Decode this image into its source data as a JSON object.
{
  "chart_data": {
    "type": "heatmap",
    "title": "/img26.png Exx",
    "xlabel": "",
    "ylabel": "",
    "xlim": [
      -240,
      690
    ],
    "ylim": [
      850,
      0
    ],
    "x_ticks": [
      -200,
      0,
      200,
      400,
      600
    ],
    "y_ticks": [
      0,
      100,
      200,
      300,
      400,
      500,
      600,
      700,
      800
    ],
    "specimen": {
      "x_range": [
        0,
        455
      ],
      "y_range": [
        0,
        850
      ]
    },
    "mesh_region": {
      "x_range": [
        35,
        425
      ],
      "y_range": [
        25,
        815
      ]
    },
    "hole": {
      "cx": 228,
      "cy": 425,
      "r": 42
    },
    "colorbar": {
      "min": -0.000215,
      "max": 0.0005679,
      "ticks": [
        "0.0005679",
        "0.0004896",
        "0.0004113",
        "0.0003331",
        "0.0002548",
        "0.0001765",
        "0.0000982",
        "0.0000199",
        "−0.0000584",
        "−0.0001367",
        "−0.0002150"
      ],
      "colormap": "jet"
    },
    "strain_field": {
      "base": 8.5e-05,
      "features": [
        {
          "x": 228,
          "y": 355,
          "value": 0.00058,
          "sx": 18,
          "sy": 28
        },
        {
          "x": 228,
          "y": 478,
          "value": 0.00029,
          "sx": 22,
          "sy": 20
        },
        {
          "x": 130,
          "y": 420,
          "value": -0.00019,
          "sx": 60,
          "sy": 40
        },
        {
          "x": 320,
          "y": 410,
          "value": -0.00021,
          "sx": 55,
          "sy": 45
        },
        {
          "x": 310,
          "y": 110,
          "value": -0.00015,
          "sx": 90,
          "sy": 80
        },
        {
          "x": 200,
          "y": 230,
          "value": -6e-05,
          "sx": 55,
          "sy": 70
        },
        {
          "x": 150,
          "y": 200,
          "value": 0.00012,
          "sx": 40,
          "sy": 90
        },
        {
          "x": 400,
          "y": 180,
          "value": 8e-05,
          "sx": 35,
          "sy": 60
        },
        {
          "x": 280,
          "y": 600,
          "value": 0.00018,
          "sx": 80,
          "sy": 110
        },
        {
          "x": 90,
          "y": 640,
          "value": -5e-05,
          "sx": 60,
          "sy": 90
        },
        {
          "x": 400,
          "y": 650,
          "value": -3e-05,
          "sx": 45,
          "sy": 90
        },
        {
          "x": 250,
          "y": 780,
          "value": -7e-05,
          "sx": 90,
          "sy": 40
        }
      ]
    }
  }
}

Problem details ▸
Copy all lines of the material above where the string "value" occurs.

In response ▸
          "value": 0.00058,
          "value": 0.00029,
          "value": -0.00019,
          "value": -0.00021,
          "value": -0.00015,
          "value": -6e-05,
          "value": 0.00012,
          "value": 8e-05,
          "value": 0.00018,
          "value": -5e-05,
          "value": -3e-05,
          "value": -7e-05,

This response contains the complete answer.